Direction: The entries below should be output exactly as written.

Provided data:
..........
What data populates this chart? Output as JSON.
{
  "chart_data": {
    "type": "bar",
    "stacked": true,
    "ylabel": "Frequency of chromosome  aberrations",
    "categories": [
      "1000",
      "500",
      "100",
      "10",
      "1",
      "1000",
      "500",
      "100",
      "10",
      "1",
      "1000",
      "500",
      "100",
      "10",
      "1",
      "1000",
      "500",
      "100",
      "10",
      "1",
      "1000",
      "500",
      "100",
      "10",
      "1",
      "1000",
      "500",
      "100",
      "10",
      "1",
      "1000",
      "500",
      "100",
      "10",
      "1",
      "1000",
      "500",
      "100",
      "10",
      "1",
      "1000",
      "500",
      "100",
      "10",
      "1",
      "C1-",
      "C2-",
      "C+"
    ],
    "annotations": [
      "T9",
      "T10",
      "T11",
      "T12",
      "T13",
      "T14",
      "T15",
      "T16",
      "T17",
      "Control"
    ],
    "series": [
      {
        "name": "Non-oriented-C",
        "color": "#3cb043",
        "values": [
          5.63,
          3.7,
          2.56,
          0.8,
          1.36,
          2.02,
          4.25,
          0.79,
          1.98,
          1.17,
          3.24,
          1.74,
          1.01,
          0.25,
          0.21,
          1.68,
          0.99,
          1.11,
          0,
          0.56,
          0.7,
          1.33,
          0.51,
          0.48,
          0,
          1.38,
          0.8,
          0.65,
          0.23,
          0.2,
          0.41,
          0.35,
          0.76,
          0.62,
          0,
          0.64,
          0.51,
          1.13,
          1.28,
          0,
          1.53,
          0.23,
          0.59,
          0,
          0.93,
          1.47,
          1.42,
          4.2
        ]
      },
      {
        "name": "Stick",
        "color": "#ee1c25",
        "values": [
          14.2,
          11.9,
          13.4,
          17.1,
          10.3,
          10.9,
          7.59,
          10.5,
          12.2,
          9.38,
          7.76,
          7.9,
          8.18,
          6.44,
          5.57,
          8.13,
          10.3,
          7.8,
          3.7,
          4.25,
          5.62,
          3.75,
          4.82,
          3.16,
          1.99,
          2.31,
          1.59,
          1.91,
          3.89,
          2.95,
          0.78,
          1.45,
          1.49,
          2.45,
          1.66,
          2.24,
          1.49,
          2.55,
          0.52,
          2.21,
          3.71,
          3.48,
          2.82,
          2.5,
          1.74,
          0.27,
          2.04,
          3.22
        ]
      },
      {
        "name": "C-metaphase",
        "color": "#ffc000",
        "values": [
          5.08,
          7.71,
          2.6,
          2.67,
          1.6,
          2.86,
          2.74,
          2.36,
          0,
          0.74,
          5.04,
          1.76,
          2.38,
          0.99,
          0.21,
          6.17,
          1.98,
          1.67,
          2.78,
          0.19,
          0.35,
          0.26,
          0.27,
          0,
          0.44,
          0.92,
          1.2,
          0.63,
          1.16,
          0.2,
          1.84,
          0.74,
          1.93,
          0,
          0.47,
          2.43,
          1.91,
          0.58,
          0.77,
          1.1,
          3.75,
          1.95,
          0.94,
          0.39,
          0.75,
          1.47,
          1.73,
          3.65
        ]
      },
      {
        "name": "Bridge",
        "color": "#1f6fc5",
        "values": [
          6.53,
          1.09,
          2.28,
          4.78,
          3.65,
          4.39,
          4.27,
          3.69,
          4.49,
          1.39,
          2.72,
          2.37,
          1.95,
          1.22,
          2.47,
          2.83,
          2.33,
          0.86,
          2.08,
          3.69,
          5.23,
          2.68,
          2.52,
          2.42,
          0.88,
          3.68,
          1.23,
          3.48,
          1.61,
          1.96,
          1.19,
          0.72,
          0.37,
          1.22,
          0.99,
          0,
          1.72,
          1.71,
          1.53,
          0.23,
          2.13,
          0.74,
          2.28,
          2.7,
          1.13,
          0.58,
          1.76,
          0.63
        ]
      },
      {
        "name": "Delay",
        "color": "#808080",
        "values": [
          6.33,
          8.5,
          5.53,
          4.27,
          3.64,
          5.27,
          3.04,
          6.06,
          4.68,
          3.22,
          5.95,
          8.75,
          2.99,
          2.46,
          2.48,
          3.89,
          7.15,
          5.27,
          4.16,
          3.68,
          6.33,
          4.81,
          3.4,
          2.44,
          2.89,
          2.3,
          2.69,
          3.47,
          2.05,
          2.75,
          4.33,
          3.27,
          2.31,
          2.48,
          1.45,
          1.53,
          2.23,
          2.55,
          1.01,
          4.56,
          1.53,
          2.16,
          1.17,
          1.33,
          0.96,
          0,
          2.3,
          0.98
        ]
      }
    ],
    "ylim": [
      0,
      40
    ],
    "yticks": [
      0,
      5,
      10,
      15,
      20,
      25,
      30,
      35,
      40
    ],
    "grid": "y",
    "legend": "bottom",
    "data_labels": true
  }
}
..........
The answer:
What data populates this chart? Output as JSON.
{
  "chart_data": {
    "type": "bar",
    "stacked": true,
    "ylabel": "Frequency of chromosome  aberrations",
    "categories": [
      "1000",
      "500",
      "100",
      "10",
      "1",
      "1000",
      "500",
      "100",
      "10",
      "1",
      "1000",
      "500",
      "100",
      "10",
      "1",
      "1000",
      "500",
      "100",
      "10",
      "1",
      "1000",
      "500",
      "100",
      "10",
      "1",
      "1000",
      "500",
      "100",
      "10",
      "1",
      "1000",
      "500",
      "100",
      "10",
      "1",
      "1000",
      "500",
      "100",
      "10",
      "1",
      "1000",
      "500",
      "100",
      "10",
      "1",
      "C1-",
      "C2-",
      "C+"
    ],
    "annotations": [
      "T9",
      "T10",
      "T11",
      "T12",
      "T13",
      "T14",
      "T15",
      "T16",
      "T17",
      "Control"
    ],
    "series": [
      {
        "name": "Non-oriented-C",
        "color": "#3cb043",
        "values": [
          5.63,
          3.7,
          2.56,
          0.8,
          1.36,
          2.02,
          4.25,
          0.79,
          1.98,
          1.17,
          3.24,
          1.74,
          1.01,
          0.25,
          0.21,
          1.68,
          0.99,
          1.11,
          0,
          0.56,
          0.7,
          1.33,
          0.51,
          0.48,
          0,
          1.38,
          0.8,
          0.65,
          0.23,
          0.2,
          0.41,
          0.35,
          0.76,
          0.62,
          0,
          0.64,
          0.51,
          1.13,
          1.28,
          0,
          1.53,
          0.23,
          0.59,
          0,
          0.93,
          1.47,
          1.42,
          4.2
        ]
      },
      {
        "name": "Stick",
        "color": "#ee1c25",
        "values": [
          14.2,
          11.9,
          13.4,
          17.1,
          10.3,
          10.9,
          7.59,
          10.5,
          12.2,
          9.38,
          7.76,
          7.9,
          8.18,
          6.44,
          5.57,
          8.13,
          10.3,
          7.8,
          3.7,
          4.25,
          5.62,
          3.75,
          4.82,
          3.16,
          1.99,
          2.31,
          1.59,
          1.91,
          3.89,
          2.95,
          0.78,
          1.45,
          1.49,
          2.45,
          1.66,
          2.24,
          1.49,
          2.55,
          0.52,
          2.21,
          3.71,
          3.48,
          2.82,
          2.5,
          1.74,
          0.27,
          2.04,
          3.22
        ]
      },
      {
        "name": "C-metaphase",
        "color": "#ffc000",
        "values": [
          5.08,
          7.71,
          2.6,
          2.67,
          1.6,
          2.86,
          2.74,
          2.36,
          0,
          0.74,
          5.04,
          1.76,
          2.38,
          0.99,
          0.21,
          6.17,
          1.98,
          1.67,
          2.78,
          0.19,
          0.35,
          0.26,
          0.27,
          0,
          0.44,
          0.92,
          1.2,
          0.63,
          1.16,
          0.2,
          1.84,
          0.74,
          1.93,
          0,
          0.47,
          2.43,
          1.91,
          0.58,
          0.77,
          1.1,
          3.75,
          1.95,
          0.94,
          0.39,
          0.75,
          1.47,
          1.73,
          3.65
        ]
      },
      {
        "name": "Bridge",
        "color": "#1f6fc5",
        "values": [
          6.53,
          1.09,
          2.28,
          4.78,
          3.65,
          4.39,
          4.27,
          3.69,
          4.49,
          1.39,
          2.72,
          2.37,
          1.95,
          1.22,
          2.47,
          2.83,
          2.33,
          0.86,
          2.08,
          3.69,
          5.23,
          2.68,
          2.52,
          2.42,
          0.88,
          3.68,
          1.23,
          3.48,
          1.61,
          1.96,
          1.19,
          0.72,
          0.37,
          1.22,
          0.99,
          0,
          1.72,
          1.71,
          1.53,
          0.23,
          2.13,
          0.74,
          2.28,
          2.7,
          1.13,
          0.58,
          1.76,
          0.63
        ]
      },
      {
        "name": "Delay",
        "color": "#808080",
        "values": [
          6.33,
          8.5,
          5.53,
          4.27,
          3.64,
          5.27,
          3.04,
          6.06,
          4.68,
          3.22,
          5.95,
          8.75,
          2.99,
          2.46,
          2.48,
          3.89,
          7.15,
          5.27,
          4.16,
          3.68,
          6.33,
          4.81,
          3.4,
          2.44,
          2.89,
          2.3,
          2.69,
          3.47,
          2.05,
          2.75,
          4.33,
          3.27,
          2.31,
          2.48,
          1.45,
          1.53,
          2.23,
          2.55,
          1.01,
          4.56,
          1.53,
          2.16,
          1.17,
          1.33,
          0.96,
          0,
          2.3,
          0.98
        ]
      }
    ],
    "ylim": [
      0,
      40
    ],
    "yticks": [
      0,
      5,
      10,
      15,
      20,
      25,
      30,
      35,
      40
    ],
    "grid": "y",
    "legend": "bottom",
    "data_labels": true
  }
}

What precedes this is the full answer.